> **OBJECTIVE**:
Each record below is to be reproduced without any change.

> **DATA ENTRIES**:
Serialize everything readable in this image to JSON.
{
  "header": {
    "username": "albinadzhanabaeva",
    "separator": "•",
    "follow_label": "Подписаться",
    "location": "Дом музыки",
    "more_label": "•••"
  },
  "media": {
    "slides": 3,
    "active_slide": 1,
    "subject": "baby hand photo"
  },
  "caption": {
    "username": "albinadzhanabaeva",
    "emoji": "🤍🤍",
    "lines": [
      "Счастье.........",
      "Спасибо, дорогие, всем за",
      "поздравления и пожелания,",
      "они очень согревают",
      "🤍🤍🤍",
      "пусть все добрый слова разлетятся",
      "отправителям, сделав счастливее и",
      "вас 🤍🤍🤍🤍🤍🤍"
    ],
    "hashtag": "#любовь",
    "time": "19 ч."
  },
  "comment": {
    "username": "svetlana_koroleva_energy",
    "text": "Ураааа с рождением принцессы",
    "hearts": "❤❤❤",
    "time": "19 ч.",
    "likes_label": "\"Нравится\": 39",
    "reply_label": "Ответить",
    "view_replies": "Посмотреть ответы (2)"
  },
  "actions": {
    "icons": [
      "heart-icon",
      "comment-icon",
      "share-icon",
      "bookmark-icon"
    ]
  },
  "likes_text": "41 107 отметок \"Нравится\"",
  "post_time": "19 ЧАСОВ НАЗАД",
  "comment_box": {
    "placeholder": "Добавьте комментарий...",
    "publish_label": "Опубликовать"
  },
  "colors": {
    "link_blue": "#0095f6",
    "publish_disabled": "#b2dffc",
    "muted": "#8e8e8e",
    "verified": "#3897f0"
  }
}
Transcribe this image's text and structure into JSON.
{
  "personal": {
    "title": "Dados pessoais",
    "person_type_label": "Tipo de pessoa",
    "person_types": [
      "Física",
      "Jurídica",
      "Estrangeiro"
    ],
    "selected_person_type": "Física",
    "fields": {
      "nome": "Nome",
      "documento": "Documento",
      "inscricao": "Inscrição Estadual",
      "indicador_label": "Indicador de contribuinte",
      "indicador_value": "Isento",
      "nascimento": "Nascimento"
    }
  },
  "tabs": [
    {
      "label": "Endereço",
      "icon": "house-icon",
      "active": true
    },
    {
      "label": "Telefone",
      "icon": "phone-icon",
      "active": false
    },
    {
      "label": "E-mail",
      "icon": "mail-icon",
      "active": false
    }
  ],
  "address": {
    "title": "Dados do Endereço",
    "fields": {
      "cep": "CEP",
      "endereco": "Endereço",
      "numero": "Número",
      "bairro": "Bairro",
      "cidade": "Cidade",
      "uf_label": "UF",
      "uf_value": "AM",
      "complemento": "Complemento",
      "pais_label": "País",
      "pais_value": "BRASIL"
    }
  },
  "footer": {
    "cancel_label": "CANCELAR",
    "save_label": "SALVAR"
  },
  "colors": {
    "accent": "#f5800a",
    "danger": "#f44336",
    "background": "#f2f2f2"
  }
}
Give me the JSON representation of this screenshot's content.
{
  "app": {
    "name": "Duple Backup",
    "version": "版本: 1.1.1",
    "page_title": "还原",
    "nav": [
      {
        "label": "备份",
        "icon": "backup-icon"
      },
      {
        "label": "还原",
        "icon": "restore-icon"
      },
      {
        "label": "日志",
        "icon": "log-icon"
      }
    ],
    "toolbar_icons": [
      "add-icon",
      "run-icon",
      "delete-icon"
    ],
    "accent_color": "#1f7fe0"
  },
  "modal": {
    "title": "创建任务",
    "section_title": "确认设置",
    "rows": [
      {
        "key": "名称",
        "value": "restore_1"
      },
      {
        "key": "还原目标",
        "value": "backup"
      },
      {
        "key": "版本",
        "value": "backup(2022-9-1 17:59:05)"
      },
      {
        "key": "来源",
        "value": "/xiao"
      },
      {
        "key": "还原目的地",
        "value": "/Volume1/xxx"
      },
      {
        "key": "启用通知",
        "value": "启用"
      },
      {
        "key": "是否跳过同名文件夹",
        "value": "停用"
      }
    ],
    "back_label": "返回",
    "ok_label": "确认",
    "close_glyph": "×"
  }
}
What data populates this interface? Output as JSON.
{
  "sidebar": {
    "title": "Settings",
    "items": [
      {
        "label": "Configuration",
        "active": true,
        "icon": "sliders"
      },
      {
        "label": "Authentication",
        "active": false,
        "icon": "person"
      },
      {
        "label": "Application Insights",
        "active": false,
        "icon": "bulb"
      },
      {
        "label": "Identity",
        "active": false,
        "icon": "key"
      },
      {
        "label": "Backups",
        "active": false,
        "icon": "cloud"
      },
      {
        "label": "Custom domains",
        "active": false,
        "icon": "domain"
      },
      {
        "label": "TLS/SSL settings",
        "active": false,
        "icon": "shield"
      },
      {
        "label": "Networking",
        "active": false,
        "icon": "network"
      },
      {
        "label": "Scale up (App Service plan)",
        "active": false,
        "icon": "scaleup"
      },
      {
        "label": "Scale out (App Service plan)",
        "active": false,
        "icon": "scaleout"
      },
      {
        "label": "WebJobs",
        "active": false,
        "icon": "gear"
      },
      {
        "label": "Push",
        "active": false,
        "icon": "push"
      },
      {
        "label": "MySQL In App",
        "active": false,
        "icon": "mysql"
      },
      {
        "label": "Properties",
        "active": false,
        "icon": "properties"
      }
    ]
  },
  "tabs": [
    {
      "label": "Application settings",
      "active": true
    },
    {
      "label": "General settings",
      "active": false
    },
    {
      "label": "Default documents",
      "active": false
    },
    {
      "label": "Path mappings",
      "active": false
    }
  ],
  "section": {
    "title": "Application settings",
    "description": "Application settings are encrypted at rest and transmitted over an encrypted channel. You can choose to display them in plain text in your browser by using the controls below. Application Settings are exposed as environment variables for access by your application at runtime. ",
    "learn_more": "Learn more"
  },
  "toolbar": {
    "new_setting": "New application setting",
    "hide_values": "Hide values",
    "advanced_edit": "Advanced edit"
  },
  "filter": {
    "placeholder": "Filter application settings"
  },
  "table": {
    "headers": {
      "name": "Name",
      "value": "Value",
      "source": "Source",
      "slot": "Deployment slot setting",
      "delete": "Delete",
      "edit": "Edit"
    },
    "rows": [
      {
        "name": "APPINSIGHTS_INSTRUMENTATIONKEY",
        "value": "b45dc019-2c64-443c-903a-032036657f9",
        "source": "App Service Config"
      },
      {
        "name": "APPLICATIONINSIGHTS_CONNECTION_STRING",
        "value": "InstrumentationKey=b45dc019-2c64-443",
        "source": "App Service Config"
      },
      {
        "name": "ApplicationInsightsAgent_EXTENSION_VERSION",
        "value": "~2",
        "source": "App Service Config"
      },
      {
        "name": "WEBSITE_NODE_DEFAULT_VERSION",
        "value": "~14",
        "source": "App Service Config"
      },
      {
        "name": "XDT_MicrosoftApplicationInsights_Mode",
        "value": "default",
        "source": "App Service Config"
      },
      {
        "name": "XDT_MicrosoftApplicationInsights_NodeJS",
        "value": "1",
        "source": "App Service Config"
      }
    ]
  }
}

> **WRITTEN REPLY**:
Serialize everything readable in this image to JSON.
{
  "header": {
    "username": "albinadzhanabaeva",
    "separator": "•",
    "follow_label": "Подписаться",
    "location": "Дом музыки",
    "more_label": "•••"
  },
  "media": {
    "slides": 3,
    "active_slide": 1,
    "subject": "baby hand photo"
  },
  "caption": {
    "username": "albinadzhanabaeva",
    "emoji": "🤍🤍",
    "lines": [
      "Счастье.........",
      "Спасибо, дорогие, всем за",
      "поздравления и пожелания,",
      "они очень согревают",
      "🤍🤍🤍",
      "пусть все добрый слова разлетятся",
      "отправителям, сделав счастливее и",
      "вас 🤍🤍🤍🤍🤍🤍"
    ],
    "hashtag": "#любовь",
    "time": "19 ч."
  },
  "comment": {
    "username": "svetlana_koroleva_energy",
    "text": "Ураааа с рождением принцессы",
    "hearts": "❤❤❤",
    "time": "19 ч.",
    "likes_label": "\"Нравится\": 39",
    "reply_label": "Ответить",
    "view_replies": "Посмотреть ответы (2)"
  },
  "actions": {
    "icons": [
      "heart-icon",
      "comment-icon",
      "share-icon",
      "bookmark-icon"
    ]
  },
  "likes_text": "41 107 отметок \"Нравится\"",
  "post_time": "19 ЧАСОВ НАЗАД",
  "comment_box": {
    "placeholder": "Добавьте комментарий...",
    "publish_label": "Опубликовать"
  },
  "colors": {
    "link_blue": "#0095f6",
    "publish_disabled": "#b2dffc",
    "muted": "#8e8e8e",
    "verified": "#3897f0"
  }
}
Transcribe this image's text and structure into JSON.
{
  "personal": {
    "title": "Dados pessoais",
    "person_type_label": "Tipo de pessoa",
    "person_types": [
      "Física",
      "Jurídica",
      "Estrangeiro"
    ],
    "selected_person_type": "Física",
    "fields": {
      "nome": "Nome",
      "documento": "Documento",
      "inscricao": "Inscrição Estadual",
      "indicador_label": "Indicador de contribuinte",
      "indicador_value": "Isento",
      "nascimento": "Nascimento"
    }
  },
  "tabs": [
    {
      "label": "Endereço",
      "icon": "house-icon",
      "active": true
    },
    {
      "label": "Telefone",
      "icon": "phone-icon",
      "active": false
    },
    {
      "label": "E-mail",
      "icon": "mail-icon",
      "active": false
    }
  ],
  "address": {
    "title": "Dados do Endereço",
    "fields": {
      "cep": "CEP",
      "endereco": "Endereço",
      "numero": "Número",
      "bairro": "Bairro",
      "cidade": "Cidade",
      "uf_label": "UF",
      "uf_value": "AM",
      "complemento": "Complemento",
      "pais_label": "País",
      "pais_value": "BRASIL"
    }
  },
  "footer": {
    "cancel_label": "CANCELAR",
    "save_label": "SALVAR"
  },
  "colors": {
    "accent": "#f5800a",
    "danger": "#f44336",
    "background": "#f2f2f2"
  }
}
Give me the JSON representation of this screenshot's content.
{
  "app": {
    "name": "Duple Backup",
    "version": "版本: 1.1.1",
    "page_title": "还原",
    "nav": [
      {
        "label": "备份",
        "icon": "backup-icon"
      },
      {
        "label": "还原",
        "icon": "restore-icon"
      },
      {
        "label": "日志",
        "icon": "log-icon"
      }
    ],
    "toolbar_icons": [
      "add-icon",
      "run-icon",
      "delete-icon"
    ],
    "accent_color": "#1f7fe0"
  },
  "modal": {
    "title": "创建任务",
    "section_title": "确认设置",
    "rows": [
      {
        "key": "名称",
        "value": "restore_1"
      },
      {
        "key": "还原目标",
        "value": "backup"
      },
      {
        "key": "版本",
        "value": "backup(2022-9-1 17:59:05)"
      },
      {
        "key": "来源",
        "value": "/xiao"
      },
      {
        "key": "还原目的地",
        "value": "/Volume1/xxx"
      },
      {
        "key": "启用通知",
        "value": "启用"
      },
      {
        "key": "是否跳过同名文件夹",
        "value": "停用"
      }
    ],
    "back_label": "返回",
    "ok_label": "确认",
    "close_glyph": "×"
  }
}
What data populates this interface? Output as JSON.
{
  "sidebar": {
    "title": "Settings",
    "items": [
      {
        "label": "Configuration",
        "active": true,
        "icon": "sliders"
      },
      {
        "label": "Authentication",
        "active": false,
        "icon": "person"
      },
      {
        "label": "Application Insights",
        "active": false,
        "icon": "bulb"
      },
      {
        "label": "Identity",
        "active": false,
        "icon": "key"
      },
      {
        "label": "Backups",
        "active": false,
        "icon": "cloud"
      },
      {
        "label": "Custom domains",
        "active": false,
        "icon": "domain"
      },
      {
        "label": "TLS/SSL settings",
        "active": false,
        "icon": "shield"
      },
      {
        "label": "Networking",
        "active": false,
        "icon": "network"
      },
      {
        "label": "Scale up (App Service plan)",
        "active": false,
        "icon": "scaleup"
      },
      {
        "label": "Scale out (App Service plan)",
        "active": false,
        "icon": "scaleout"
      },
      {
        "label": "WebJobs",
        "active": false,
        "icon": "gear"
      },
      {
        "label": "Push",
        "active": false,
        "icon": "push"
      },
      {
        "label": "MySQL In App",
        "active": false,
        "icon": "mysql"
      },
      {
        "label": "Properties",
        "active": false,
        "icon": "properties"
      }
    ]
  },
  "tabs": [
    {
      "label": "Application settings",
      "active": true
    },
    {
      "label": "General settings",
      "active": false
    },
    {
      "label": "Default documents",
      "active": false
    },
    {
      "label": "Path mappings",
      "active": false
    }
  ],
  "section": {
    "title": "Application settings",
    "description": "Application settings are encrypted at rest and transmitted over an encrypted channel. You can choose to display them in plain text in your browser by using the controls below. Application Settings are exposed as environment variables for access by your application at runtime. ",
    "learn_more": "Learn more"
  },
  "toolbar": {
    "new_setting": "New application setting",
    "hide_values": "Hide values",
    "advanced_edit": "Advanced edit"
  },
  "filter": {
    "placeholder": "Filter application settings"
  },
  "table": {
    "headers": {
      "name": "Name",
      "value": "Value",
      "source": "Source",
      "slot": "Deployment slot setting",
      "delete": "Delete",
      "edit": "Edit"
    },
    "rows": [
      {
        "name": "APPINSIGHTS_INSTRUMENTATIONKEY",
        "value": "b45dc019-2c64-443c-903a-032036657f9",
        "source": "App Service Config"
      },
      {
        "name": "APPLICATIONINSIGHTS_CONNECTION_STRING",
        "value": "InstrumentationKey=b45dc019-2c64-443",
        "source": "App Service Config"
      },
      {
        "name": "ApplicationInsightsAgent_EXTENSION_VERSION",
        "value": "~2",
        "source": "App Service Config"
      },
      {
        "name": "WEBSITE_NODE_DEFAULT_VERSION",
        "value": "~14",
        "source": "App Service Config"
      },
      {
        "name": "XDT_MicrosoftApplicationInsights_Mode",
        "value": "default",
        "source": "App Service Config"
      },
      {
        "name": "XDT_MicrosoftApplicationInsights_NodeJS",
        "value": "1",
        "source": "App Service Config"
      }
    ]
  }
}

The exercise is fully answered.